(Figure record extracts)
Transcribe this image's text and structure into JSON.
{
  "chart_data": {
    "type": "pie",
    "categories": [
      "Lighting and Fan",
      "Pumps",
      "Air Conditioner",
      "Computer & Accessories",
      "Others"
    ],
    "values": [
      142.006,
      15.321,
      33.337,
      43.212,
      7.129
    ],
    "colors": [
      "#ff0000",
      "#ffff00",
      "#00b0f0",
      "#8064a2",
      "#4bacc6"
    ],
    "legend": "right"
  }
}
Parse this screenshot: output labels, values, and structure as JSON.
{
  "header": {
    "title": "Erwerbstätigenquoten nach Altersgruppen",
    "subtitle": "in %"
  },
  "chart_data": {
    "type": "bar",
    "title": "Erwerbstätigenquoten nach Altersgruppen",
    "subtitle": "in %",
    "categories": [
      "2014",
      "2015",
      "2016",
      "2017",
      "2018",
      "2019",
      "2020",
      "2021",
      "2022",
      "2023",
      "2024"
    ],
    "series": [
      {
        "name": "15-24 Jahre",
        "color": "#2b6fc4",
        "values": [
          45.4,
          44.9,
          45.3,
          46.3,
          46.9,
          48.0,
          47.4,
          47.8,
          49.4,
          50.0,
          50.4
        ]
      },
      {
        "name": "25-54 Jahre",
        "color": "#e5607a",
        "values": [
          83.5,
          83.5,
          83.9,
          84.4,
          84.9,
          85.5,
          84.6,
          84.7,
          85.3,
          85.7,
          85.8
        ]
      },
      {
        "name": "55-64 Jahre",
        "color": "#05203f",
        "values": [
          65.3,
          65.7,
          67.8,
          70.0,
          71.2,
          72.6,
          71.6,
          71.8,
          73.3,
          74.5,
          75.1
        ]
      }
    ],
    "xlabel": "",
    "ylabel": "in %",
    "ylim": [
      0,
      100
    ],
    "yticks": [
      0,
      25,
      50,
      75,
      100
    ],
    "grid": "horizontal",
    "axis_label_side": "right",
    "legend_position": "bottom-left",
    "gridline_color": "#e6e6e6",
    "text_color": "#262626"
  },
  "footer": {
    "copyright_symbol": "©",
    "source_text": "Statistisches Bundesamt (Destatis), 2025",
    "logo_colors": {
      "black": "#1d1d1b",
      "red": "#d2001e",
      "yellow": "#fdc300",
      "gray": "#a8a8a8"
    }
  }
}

■ **Written task**
Pull every line containing the word "Jahre" out of the entries above.

■ **Result for this exercise**
        "name": "15-24 Jahre",
        "name": "25-54 Jahre",
        "name": "55-64 Jahre",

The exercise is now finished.